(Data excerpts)
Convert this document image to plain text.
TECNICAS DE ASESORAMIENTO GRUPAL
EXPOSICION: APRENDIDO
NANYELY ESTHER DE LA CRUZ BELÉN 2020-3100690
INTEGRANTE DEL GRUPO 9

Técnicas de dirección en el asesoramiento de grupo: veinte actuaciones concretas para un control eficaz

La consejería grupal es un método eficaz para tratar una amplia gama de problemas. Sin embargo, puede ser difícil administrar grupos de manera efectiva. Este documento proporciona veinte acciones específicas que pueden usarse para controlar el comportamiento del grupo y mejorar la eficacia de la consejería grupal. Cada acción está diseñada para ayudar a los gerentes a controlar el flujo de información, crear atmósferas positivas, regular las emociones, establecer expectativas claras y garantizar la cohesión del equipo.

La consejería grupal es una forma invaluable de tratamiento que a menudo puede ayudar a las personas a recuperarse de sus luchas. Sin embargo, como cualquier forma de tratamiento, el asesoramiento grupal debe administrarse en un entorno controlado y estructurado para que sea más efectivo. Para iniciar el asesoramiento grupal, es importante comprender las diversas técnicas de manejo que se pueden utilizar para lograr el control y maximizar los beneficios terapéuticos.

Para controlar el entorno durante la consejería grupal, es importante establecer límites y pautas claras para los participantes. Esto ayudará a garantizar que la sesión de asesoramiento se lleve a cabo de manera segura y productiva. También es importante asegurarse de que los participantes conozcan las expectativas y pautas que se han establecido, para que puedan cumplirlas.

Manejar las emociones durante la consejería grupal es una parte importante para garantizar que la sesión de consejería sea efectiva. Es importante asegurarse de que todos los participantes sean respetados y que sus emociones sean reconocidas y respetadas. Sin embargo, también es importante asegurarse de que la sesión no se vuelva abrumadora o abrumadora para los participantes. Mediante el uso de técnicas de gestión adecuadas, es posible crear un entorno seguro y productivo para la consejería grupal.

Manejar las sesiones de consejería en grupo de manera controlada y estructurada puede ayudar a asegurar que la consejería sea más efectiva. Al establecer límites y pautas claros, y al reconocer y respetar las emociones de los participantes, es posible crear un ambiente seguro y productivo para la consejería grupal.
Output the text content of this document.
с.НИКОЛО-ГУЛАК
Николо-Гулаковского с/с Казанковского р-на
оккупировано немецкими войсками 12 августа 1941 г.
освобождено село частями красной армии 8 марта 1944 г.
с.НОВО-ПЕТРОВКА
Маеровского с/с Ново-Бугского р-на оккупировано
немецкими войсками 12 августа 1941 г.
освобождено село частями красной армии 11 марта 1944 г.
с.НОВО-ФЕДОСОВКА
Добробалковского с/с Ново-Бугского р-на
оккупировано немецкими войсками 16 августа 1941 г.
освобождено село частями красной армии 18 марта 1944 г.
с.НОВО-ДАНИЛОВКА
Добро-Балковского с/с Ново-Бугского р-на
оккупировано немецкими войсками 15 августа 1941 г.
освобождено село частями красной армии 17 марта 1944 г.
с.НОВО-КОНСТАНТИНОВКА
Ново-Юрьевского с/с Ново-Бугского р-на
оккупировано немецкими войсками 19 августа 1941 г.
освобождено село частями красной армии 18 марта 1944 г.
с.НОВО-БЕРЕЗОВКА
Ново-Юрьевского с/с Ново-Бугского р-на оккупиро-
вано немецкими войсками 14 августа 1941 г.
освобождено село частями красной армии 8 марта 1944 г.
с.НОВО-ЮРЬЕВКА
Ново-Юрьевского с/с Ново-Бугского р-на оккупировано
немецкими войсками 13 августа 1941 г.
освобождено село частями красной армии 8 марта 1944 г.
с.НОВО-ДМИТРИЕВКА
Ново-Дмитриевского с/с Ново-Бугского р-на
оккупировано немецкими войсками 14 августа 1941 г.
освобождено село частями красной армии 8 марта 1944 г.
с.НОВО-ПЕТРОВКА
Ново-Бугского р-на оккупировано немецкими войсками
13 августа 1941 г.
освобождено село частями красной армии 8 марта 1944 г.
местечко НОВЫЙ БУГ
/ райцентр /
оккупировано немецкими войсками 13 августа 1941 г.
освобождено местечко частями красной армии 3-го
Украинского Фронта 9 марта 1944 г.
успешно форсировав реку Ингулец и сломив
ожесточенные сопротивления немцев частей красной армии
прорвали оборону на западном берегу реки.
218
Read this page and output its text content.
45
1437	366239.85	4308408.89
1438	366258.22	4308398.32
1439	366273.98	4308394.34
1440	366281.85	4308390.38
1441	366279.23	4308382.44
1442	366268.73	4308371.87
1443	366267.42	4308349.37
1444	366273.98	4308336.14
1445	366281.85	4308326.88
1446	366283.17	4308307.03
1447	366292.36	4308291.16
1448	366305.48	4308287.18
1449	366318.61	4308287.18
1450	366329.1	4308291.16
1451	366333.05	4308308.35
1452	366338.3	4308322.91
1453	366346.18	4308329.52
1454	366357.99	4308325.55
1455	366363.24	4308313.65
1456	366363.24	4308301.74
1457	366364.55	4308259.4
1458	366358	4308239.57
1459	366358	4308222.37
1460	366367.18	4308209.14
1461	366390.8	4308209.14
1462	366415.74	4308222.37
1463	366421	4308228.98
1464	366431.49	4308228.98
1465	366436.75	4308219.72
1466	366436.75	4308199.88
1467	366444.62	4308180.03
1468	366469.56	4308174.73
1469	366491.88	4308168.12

__EXERCISE PROMPT__: Find the lines above that include the string "оккупировано" and copy them.

__RESULT BELOW__:
оккупировано немецкими войсками 12 августа 1941 г.
Маеровского с/с Ново-Бугского р-на оккупировано
оккупировано немецкими войсками 16 августа 1941 г.
оккупировано немецкими войсками 15 августа 1941 г.
оккупировано немецкими войсками 19 августа 1941 г.
Ново-Юрьевского с/с Ново-Бугского р-на оккупировано
оккупировано немецкими войсками 14 августа 1941 г.
Ново-Бугского р-на оккупировано немецкими войсками
оккупировано немецкими войсками 13 августа 1941 г.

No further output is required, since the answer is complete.